**Task directions:**
Wherever the word "values" appears in a line, extract that line.

++++++++++

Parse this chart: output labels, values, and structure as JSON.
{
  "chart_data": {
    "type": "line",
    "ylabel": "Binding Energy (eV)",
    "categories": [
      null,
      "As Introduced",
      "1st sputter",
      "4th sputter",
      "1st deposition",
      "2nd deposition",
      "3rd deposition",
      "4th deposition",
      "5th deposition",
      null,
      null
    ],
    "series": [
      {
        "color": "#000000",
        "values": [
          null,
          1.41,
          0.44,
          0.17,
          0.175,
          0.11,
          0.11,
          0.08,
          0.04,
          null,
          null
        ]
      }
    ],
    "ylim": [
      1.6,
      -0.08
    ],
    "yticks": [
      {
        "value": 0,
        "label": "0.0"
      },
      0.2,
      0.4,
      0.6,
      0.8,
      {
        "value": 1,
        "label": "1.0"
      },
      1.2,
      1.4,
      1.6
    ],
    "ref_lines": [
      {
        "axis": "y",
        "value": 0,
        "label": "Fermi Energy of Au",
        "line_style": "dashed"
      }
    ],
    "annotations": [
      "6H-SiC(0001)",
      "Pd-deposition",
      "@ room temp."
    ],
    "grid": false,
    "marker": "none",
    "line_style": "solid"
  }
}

++++++++++

**Response to this exercise:**
Parse this chart: output labels, values, and structure as JSON.
        "values": [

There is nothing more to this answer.